--- Begin SOURCE DATA ---

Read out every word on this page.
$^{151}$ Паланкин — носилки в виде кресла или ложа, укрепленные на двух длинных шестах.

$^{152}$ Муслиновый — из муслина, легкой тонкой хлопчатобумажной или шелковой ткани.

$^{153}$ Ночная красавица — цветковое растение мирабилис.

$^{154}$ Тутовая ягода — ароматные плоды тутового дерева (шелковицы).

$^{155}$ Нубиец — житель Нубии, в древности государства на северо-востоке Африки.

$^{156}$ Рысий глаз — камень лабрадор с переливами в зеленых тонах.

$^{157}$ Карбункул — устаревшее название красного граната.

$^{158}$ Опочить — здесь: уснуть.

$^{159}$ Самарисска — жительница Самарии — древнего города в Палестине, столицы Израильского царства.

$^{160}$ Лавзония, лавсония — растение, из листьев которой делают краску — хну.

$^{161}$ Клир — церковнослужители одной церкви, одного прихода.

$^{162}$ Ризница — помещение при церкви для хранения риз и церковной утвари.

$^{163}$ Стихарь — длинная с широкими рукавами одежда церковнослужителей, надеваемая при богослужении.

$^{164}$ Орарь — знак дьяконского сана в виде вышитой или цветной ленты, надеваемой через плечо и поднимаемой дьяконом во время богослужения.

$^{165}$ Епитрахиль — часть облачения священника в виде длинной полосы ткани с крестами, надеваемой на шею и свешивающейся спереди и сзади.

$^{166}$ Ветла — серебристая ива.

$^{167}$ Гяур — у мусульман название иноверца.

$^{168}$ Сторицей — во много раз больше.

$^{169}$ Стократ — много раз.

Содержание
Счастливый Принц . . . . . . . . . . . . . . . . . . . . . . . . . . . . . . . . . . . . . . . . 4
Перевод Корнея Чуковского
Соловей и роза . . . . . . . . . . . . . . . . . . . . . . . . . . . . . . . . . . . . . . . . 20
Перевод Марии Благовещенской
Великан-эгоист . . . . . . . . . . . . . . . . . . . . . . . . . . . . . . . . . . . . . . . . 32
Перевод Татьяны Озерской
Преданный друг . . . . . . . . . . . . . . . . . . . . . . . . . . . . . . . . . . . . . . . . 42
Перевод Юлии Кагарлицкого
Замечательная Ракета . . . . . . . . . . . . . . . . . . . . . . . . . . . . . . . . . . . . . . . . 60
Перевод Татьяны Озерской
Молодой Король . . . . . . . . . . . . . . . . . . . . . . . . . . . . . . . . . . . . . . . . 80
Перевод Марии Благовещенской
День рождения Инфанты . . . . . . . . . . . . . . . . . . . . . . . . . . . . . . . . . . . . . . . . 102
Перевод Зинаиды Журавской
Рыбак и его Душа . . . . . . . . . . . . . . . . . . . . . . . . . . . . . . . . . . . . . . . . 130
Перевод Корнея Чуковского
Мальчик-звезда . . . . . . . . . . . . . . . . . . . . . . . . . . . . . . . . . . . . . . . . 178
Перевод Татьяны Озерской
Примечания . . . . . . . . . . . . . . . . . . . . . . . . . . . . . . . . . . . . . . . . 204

--- End SOURCE DATA ---

- [TASK PROMPT]: Print the material above once more, exactly.

- [EXPECTED ANSWER]:
Read out every word on this page.
$^{151}$ Паланкин — носилки в виде кресла или ложа, укрепленные на двух длинных шестах.

$^{152}$ Муслиновый — из муслина, легкой тонкой хлопчатобумажной или шелковой ткани.

$^{153}$ Ночная красавица — цветковое растение мирабилис.

$^{154}$ Тутовая ягода — ароматные плоды тутового дерева (шелковицы).

$^{155}$ Нубиец — житель Нубии, в древности государства на северо-востоке Африки.

$^{156}$ Рысий глаз — камень лабрадор с переливами в зеленых тонах.

$^{157}$ Карбункул — устаревшее название красного граната.

$^{158}$ Опочить — здесь: уснуть.

$^{159}$ Самарисска — жительница Самарии — древнего города в Палестине, столицы Израильского царства.

$^{160}$ Лавзония, лавсония — растение, из листьев которой делают краску — хну.

$^{161}$ Клир — церковнослужители одной церкви, одного прихода.

$^{162}$ Ризница — помещение при церкви для хранения риз и церковной утвари.

$^{163}$ Стихарь — длинная с широкими рукавами одежда церковнослужителей, надеваемая при богослужении.

$^{164}$ Орарь — знак дьяконского сана в виде вышитой или цветной ленты, надеваемой через плечо и поднимаемой дьяконом во время богослужения.

$^{165}$ Епитрахиль — часть облачения священника в виде длинной полосы ткани с крестами, надеваемой на шею и свешивающейся спереди и сзади.

$^{166}$ Ветла — серебристая ива.

$^{167}$ Гяур — у мусульман название иноверца.

$^{168}$ Сторицей — во много раз больше.

$^{169}$ Стократ — много раз.

Содержание
Счастливый Принц . . . . . . . . . . . . . . . . . . . . . . . . . . . . . . . . . . . . . . . . 4
Перевод Корнея Чуковского
Соловей и роза . . . . . . . . . . . . . . . . . . . . . . . . . . . . . . . . . . . . . . . . 20
Перевод Марии Благовещенской
Великан-эгоист . . . . . . . . . . . . . . . . . . . . . . . . . . . . . . . . . . . . . . . . 32
Перевод Татьяны Озерской
Преданный друг . . . . . . . . . . . . . . . . . . . . . . . . . . . . . . . . . . . . . . . . 42
Перевод Юлии Кагарлицкого
Замечательная Ракета . . . . . . . . . . . . . . . . . . . . . . . . . . . . . . . . . . . . . . . . 60
Перевод Татьяны Озерской
Молодой Король . . . . . . . . . . . . . . . . . . . . . . . . . . . . . . . . . . . . . . . . 80
Перевод Марии Благовещенской
День рождения Инфанты . . . . . . . . . . . . . . . . . . . . . . . . . . . . . . . . . . . . . . . . 102
Перевод Зинаиды Журавской
Рыбак и его Душа . . . . . . . . . . . . . . . . . . . . . . . . . . . . . . . . . . . . . . . . 130
Перевод Корнея Чуковского
Мальчик-звезда . . . . . . . . . . . . . . . . . . . . . . . . . . . . . . . . . . . . . . . . 178
Перевод Татьяны Озерской
Примечания . . . . . . . . . . . . . . . . . . . . . . . . . . . . . . . . . . . . . . . . 204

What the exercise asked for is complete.